Data for this task
------------------------------------

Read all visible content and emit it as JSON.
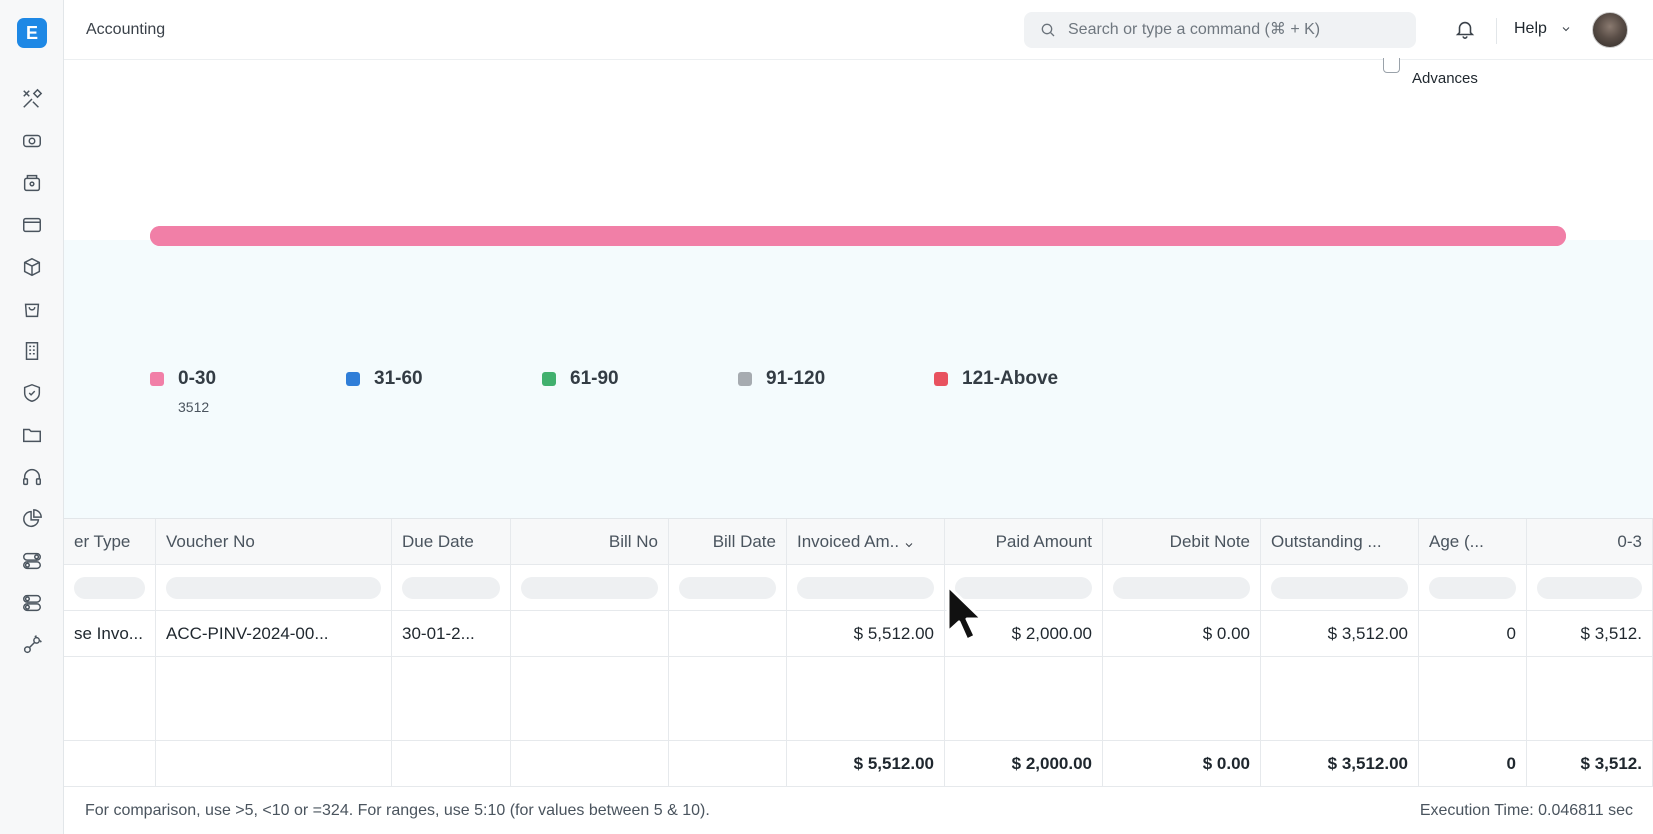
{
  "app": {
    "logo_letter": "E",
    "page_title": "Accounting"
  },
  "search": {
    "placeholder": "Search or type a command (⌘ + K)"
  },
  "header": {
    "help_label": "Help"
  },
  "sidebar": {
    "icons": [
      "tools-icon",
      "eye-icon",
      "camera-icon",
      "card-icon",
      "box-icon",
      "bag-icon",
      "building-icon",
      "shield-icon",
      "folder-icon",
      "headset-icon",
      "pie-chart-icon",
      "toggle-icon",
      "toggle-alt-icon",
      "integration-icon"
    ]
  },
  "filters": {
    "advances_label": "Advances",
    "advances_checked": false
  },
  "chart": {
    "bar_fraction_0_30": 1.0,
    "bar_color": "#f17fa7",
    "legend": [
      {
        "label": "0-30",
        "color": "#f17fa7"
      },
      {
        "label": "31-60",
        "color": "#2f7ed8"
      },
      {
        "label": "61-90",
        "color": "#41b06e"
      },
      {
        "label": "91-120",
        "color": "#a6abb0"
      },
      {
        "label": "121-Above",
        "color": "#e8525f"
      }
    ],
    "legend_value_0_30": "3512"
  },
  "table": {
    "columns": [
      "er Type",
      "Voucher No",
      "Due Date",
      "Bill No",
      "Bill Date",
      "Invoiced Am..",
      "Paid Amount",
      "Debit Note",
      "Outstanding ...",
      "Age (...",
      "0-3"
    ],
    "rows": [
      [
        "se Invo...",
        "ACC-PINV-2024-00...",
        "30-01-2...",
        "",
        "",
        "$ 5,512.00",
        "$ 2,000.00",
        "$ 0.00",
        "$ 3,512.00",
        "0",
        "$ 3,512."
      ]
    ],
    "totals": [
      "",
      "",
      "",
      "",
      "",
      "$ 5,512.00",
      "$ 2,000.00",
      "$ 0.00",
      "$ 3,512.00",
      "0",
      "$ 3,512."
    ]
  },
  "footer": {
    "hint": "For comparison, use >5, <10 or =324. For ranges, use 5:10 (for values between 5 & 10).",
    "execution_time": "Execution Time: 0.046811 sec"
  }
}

------------------------------------

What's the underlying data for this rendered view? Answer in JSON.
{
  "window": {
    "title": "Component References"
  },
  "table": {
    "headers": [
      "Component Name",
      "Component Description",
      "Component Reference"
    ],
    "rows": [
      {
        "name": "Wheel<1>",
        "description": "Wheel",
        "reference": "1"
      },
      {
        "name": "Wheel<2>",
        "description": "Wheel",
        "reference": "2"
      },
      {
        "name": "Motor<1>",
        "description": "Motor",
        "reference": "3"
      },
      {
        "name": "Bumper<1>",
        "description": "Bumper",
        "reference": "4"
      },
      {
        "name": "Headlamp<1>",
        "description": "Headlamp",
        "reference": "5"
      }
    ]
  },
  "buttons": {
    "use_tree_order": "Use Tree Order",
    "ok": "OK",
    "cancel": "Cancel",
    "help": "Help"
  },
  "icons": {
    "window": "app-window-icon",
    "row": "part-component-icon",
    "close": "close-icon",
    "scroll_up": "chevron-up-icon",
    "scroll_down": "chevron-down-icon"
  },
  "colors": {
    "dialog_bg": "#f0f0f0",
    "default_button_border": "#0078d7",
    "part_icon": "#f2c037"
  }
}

------------------------------------

Show the lines from the data above that contain the string "chevron".

Written answer
    "scroll_up": "chevron-up-icon",
    "scroll_down": "chevron-down-icon"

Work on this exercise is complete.